▸ **WRITTEN EXERCISE**: Pick out each line containing the string "Money" and copy it.

▸ **MATERIAL SHOWN**:
----
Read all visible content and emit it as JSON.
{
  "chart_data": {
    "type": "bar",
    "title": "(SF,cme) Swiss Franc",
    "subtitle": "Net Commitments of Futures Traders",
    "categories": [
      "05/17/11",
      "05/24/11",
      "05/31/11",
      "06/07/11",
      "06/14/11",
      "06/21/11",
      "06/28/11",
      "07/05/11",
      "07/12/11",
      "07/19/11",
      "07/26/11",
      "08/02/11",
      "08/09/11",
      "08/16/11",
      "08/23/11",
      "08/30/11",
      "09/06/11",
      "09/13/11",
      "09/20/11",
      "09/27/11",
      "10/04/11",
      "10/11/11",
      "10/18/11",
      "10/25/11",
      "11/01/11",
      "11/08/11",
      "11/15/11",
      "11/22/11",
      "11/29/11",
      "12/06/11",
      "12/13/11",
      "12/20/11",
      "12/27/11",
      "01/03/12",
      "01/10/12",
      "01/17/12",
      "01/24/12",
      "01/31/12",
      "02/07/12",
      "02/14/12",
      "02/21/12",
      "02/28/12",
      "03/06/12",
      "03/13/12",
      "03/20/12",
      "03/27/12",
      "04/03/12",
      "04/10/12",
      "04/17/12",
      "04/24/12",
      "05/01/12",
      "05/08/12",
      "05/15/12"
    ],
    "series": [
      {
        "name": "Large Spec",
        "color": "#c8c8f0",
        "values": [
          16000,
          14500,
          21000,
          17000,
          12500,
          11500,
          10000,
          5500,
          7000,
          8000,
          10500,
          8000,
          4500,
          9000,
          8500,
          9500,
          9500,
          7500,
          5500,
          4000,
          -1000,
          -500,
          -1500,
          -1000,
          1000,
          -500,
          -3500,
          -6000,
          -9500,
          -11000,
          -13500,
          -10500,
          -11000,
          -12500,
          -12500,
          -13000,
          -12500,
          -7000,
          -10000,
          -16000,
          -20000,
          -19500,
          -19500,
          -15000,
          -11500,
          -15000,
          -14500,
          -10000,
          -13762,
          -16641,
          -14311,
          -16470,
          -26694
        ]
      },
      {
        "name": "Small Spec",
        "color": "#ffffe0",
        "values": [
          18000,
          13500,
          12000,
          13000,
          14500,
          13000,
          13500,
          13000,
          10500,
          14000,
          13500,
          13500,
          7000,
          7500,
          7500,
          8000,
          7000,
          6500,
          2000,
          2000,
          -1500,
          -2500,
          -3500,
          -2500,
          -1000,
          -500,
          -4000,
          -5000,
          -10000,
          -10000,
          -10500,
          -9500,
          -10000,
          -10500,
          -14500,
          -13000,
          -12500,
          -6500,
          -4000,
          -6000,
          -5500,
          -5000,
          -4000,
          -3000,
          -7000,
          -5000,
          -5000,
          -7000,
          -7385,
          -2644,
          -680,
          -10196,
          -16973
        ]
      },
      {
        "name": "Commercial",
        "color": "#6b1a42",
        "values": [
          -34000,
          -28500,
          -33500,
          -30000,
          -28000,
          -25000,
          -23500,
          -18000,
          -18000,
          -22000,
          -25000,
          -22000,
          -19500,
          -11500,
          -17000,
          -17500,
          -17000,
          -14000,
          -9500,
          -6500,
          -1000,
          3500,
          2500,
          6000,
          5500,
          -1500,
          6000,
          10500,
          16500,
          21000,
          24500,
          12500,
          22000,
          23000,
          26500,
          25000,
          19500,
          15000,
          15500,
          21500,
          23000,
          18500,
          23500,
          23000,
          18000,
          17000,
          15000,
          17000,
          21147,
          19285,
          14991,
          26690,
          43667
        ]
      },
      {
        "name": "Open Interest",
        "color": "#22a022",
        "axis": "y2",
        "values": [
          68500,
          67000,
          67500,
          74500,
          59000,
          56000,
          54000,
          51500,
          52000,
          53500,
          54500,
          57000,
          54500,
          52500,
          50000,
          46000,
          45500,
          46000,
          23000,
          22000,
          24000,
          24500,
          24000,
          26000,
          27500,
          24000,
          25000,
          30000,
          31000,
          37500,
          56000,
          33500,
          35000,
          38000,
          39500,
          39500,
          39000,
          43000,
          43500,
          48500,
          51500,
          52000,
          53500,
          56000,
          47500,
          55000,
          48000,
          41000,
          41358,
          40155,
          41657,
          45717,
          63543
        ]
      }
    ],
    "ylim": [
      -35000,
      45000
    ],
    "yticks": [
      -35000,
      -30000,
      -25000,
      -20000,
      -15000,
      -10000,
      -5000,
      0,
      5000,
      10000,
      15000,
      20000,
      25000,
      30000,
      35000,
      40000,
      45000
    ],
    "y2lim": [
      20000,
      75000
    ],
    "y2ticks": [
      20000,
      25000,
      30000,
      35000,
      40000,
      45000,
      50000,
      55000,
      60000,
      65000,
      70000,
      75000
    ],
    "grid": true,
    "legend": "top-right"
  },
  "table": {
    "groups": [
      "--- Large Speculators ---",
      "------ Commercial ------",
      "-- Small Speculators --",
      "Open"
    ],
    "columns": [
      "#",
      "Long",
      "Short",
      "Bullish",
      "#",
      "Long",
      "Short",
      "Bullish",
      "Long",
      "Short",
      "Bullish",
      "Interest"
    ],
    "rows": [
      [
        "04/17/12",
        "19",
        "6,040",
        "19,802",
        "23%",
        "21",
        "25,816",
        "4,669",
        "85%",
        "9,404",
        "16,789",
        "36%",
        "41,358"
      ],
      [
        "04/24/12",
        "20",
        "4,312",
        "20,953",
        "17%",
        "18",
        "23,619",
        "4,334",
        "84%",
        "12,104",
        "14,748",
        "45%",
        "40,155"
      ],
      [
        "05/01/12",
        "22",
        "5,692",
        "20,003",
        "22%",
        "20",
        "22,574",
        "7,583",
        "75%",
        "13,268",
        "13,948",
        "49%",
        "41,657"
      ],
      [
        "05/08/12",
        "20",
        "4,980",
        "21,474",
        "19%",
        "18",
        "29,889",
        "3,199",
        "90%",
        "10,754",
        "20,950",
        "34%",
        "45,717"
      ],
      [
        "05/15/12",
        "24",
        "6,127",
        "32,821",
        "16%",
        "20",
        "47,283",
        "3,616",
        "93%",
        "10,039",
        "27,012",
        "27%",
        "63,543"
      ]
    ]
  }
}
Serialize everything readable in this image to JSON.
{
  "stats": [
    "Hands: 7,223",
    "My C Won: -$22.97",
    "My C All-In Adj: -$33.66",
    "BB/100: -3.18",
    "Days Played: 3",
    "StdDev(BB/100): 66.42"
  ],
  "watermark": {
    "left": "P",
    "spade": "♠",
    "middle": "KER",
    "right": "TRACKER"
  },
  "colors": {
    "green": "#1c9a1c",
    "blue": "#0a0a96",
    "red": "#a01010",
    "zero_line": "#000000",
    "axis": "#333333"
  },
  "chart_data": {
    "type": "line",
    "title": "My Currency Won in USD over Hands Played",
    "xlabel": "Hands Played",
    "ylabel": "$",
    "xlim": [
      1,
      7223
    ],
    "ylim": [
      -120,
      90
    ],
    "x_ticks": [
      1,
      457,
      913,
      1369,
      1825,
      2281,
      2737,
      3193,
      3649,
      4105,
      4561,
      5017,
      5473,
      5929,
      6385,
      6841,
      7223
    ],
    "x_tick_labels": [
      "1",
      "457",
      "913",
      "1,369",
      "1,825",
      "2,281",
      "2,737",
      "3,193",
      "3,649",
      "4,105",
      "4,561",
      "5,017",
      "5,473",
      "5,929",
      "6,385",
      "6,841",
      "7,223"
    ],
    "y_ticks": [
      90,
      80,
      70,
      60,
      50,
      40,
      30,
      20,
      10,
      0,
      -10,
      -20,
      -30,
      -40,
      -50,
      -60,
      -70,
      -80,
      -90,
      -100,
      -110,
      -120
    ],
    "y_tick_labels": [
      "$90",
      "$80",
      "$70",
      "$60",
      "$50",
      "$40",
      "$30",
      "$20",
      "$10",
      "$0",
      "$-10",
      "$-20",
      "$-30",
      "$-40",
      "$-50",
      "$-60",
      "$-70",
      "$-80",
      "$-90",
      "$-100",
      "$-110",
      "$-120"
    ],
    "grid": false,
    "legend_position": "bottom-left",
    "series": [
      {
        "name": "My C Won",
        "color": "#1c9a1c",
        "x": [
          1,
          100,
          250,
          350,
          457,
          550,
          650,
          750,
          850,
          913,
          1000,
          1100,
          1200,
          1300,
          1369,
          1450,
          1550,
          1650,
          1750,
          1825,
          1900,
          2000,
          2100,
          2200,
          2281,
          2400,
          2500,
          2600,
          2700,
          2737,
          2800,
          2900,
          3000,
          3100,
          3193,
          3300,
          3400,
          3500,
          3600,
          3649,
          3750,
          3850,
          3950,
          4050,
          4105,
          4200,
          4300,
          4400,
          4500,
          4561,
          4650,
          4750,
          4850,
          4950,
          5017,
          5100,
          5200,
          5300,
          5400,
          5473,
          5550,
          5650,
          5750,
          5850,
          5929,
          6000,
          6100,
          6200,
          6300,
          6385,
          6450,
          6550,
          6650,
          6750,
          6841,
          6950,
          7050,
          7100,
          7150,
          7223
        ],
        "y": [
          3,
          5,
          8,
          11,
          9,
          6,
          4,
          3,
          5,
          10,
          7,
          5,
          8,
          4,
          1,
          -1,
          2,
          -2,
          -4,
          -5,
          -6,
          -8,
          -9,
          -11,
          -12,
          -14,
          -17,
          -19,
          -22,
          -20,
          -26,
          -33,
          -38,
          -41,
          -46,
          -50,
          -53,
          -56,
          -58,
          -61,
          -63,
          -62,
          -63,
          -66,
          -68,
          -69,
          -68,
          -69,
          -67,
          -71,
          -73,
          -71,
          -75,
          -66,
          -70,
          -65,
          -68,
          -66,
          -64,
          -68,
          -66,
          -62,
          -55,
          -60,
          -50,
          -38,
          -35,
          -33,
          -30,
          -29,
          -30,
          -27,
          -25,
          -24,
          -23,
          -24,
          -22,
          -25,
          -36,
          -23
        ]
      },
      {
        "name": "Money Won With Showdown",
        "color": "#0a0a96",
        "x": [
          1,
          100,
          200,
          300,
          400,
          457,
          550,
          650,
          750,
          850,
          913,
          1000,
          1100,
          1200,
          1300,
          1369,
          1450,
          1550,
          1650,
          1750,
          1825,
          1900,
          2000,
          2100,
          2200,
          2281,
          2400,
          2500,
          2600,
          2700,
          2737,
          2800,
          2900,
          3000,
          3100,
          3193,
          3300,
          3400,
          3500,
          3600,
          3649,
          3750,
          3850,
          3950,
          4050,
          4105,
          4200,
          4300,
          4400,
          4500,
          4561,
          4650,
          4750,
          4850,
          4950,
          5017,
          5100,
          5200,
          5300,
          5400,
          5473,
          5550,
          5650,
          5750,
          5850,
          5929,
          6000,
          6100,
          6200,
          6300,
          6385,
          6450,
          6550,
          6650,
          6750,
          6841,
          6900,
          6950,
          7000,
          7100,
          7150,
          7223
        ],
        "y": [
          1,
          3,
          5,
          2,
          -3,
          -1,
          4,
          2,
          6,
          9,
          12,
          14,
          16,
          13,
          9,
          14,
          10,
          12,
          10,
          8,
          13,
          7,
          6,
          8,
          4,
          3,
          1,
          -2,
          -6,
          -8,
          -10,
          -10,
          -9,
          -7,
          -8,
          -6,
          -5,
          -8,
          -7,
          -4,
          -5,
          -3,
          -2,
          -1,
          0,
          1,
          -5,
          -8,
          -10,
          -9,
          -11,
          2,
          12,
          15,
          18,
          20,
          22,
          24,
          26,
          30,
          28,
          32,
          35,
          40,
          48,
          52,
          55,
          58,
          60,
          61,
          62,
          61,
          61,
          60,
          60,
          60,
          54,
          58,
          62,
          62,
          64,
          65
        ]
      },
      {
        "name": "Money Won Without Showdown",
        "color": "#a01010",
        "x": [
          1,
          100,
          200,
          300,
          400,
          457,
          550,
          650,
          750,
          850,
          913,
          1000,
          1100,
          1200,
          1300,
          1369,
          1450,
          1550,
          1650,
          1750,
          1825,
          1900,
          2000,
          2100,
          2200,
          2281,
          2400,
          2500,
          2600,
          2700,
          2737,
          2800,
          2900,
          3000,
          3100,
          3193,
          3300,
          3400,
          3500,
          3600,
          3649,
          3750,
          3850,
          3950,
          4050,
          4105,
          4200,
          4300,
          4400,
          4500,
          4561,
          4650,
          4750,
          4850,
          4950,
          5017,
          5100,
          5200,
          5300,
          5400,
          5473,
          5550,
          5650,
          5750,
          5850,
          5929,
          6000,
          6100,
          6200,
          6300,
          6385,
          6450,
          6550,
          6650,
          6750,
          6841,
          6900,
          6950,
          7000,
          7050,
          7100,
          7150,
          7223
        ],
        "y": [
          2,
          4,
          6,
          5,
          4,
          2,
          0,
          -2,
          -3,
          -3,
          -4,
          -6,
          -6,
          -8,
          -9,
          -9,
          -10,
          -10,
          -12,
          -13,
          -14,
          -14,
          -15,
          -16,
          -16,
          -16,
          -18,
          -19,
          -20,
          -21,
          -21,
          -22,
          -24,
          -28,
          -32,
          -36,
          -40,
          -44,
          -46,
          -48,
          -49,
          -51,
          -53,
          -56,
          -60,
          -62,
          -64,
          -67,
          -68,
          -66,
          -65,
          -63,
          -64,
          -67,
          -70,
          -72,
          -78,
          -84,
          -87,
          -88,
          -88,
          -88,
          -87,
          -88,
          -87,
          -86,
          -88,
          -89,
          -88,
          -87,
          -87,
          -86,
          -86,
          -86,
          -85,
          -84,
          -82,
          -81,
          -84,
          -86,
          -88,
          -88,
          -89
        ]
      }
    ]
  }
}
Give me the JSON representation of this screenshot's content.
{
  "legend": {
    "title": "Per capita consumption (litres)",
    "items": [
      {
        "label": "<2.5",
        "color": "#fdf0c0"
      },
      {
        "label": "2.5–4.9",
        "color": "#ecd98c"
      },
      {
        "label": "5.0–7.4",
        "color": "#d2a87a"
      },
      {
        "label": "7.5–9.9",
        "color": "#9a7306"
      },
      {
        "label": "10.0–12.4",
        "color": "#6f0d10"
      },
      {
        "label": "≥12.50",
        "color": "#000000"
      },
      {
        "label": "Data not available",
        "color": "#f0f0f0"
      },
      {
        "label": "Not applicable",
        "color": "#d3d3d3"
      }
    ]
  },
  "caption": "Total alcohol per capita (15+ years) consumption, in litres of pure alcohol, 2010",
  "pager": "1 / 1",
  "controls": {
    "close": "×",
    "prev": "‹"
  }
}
----
▸ **EXERCISE ANSWER**:
        "name": "Money Won With Showdown",
        "name": "Money Won Without Showdown",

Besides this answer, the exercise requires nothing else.